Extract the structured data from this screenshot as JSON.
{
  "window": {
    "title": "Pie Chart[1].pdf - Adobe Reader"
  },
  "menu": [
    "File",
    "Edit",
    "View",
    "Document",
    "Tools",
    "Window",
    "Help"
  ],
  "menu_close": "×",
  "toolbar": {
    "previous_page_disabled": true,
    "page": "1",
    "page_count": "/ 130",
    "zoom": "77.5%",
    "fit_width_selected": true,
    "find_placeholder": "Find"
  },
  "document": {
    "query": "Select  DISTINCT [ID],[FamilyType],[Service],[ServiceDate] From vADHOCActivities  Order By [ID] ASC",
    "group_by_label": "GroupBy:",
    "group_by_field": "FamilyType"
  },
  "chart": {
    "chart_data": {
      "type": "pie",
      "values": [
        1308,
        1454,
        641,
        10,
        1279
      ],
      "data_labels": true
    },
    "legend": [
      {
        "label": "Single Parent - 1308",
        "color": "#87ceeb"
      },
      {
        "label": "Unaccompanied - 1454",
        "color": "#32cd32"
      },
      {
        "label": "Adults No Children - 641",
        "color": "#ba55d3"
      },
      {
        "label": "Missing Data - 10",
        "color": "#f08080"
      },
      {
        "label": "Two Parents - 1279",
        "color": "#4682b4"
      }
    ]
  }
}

┄┄┄┄┄┄┄┄┄┄

__What you are asked to do__
Scan the material above. Extract every line in which the word "true" occurs.

__Problem solution__
    "previous_page_disabled": true,
    "fit_width_selected": true,
      "data_labels": true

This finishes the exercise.